Your task is to repeat all of the material exactly.

───── TASK DATA

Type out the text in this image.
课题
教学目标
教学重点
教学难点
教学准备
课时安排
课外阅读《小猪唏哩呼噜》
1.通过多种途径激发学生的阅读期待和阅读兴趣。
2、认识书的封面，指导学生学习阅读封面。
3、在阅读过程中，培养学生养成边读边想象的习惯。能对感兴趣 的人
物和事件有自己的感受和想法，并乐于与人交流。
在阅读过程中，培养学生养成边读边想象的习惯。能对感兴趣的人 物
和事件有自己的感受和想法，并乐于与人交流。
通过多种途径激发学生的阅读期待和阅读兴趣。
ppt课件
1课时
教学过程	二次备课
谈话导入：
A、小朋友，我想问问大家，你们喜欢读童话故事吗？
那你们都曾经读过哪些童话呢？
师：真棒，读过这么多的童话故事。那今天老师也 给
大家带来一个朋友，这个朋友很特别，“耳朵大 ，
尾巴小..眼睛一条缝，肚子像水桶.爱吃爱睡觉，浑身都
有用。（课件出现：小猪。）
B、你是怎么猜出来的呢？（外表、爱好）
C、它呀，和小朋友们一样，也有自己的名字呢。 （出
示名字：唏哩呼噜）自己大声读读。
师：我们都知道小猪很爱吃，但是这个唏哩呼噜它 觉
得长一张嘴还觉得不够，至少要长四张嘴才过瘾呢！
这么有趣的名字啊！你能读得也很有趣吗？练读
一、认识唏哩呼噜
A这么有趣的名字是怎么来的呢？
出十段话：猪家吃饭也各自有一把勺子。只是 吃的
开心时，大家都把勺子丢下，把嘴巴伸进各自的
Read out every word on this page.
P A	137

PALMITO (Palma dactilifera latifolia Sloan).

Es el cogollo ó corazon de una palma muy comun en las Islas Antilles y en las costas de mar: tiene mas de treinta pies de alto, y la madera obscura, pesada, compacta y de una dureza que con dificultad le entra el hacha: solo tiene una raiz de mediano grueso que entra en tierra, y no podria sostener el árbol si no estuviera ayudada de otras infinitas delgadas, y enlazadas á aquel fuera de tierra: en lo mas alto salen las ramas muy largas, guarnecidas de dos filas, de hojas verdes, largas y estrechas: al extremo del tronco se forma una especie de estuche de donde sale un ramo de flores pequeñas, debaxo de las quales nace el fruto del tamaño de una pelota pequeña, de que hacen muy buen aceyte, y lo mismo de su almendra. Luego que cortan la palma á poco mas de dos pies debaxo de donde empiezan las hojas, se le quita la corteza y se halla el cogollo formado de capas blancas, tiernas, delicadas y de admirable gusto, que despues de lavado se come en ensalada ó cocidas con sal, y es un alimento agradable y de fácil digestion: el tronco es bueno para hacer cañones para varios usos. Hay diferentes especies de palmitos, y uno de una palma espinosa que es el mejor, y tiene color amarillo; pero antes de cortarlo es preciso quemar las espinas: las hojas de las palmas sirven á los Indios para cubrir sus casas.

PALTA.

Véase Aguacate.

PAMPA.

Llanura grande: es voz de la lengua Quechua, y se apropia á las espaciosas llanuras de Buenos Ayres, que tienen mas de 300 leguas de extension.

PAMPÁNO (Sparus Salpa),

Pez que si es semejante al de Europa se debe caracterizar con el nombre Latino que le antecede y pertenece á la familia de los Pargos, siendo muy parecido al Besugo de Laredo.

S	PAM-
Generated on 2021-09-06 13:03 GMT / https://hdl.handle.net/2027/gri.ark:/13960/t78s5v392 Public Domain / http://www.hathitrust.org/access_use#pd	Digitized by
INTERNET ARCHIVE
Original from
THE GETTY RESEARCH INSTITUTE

──────────

● **WRITTEN RESPONSE**
Type out the text in this image.
课题
教学目标
教学重点
教学难点
教学准备
课时安排
课外阅读《小猪唏哩呼噜》
1.通过多种途径激发学生的阅读期待和阅读兴趣。
2、认识书的封面，指导学生学习阅读封面。
3、在阅读过程中，培养学生养成边读边想象的习惯。能对感兴趣 的人
物和事件有自己的感受和想法，并乐于与人交流。
在阅读过程中，培养学生养成边读边想象的习惯。能对感兴趣的人 物
和事件有自己的感受和想法，并乐于与人交流。
通过多种途径激发学生的阅读期待和阅读兴趣。
ppt课件
1课时
教学过程	二次备课
谈话导入：
A、小朋友，我想问问大家，你们喜欢读童话故事吗？
那你们都曾经读过哪些童话呢？
师：真棒，读过这么多的童话故事。那今天老师也 给
大家带来一个朋友，这个朋友很特别，“耳朵大 ，
尾巴小..眼睛一条缝，肚子像水桶.爱吃爱睡觉，浑身都
有用。（课件出现：小猪。）
B、你是怎么猜出来的呢？（外表、爱好）
C、它呀，和小朋友们一样，也有自己的名字呢。 （出
示名字：唏哩呼噜）自己大声读读。
师：我们都知道小猪很爱吃，但是这个唏哩呼噜它 觉
得长一张嘴还觉得不够，至少要长四张嘴才过瘾呢！
这么有趣的名字啊！你能读得也很有趣吗？练读
一、认识唏哩呼噜
A这么有趣的名字是怎么来的呢？
出十段话：猪家吃饭也各自有一把勺子。只是 吃的
开心时，大家都把勺子丢下，把嘴巴伸进各自的
Read out every word on this page.
P A	137

PALMITO (Palma dactilifera latifolia Sloan).

Es el cogollo ó corazon de una palma muy comun en las Islas Antilles y en las costas de mar: tiene mas de treinta pies de alto, y la madera obscura, pesada, compacta y de una dureza que con dificultad le entra el hacha: solo tiene una raiz de mediano grueso que entra en tierra, y no podria sostener el árbol si no estuviera ayudada de otras infinitas delgadas, y enlazadas á aquel fuera de tierra: en lo mas alto salen las ramas muy largas, guarnecidas de dos filas, de hojas verdes, largas y estrechas: al extremo del tronco se forma una especie de estuche de donde sale un ramo de flores pequeñas, debaxo de las quales nace el fruto del tamaño de una pelota pequeña, de que hacen muy buen aceyte, y lo mismo de su almendra. Luego que cortan la palma á poco mas de dos pies debaxo de donde empiezan las hojas, se le quita la corteza y se halla el cogollo formado de capas blancas, tiernas, delicadas y de admirable gusto, que despues de lavado se come en ensalada ó cocidas con sal, y es un alimento agradable y de fácil digestion: el tronco es bueno para hacer cañones para varios usos. Hay diferentes especies de palmitos, y uno de una palma espinosa que es el mejor, y tiene color amarillo; pero antes de cortarlo es preciso quemar las espinas: las hojas de las palmas sirven á los Indios para cubrir sus casas.

PALTA.

Véase Aguacate.

PAMPA.

Llanura grande: es voz de la lengua Quechua, y se apropia á las espaciosas llanuras de Buenos Ayres, que tienen mas de 300 leguas de extension.

PAMPÁNO (Sparus Salpa),

Pez que si es semejante al de Europa se debe caracterizar con el nombre Latino que le antecede y pertenece á la familia de los Pargos, siendo muy parecido al Besugo de Laredo.

S	PAM-
Generated on 2021-09-06 13:03 GMT / https://hdl.handle.net/2027/gri.ark:/13960/t78s5v392 Public Domain / http://www.hathitrust.org/access_use#pd	Digitized by
INTERNET ARCHIVE
Original from
THE GETTY RESEARCH INSTITUTE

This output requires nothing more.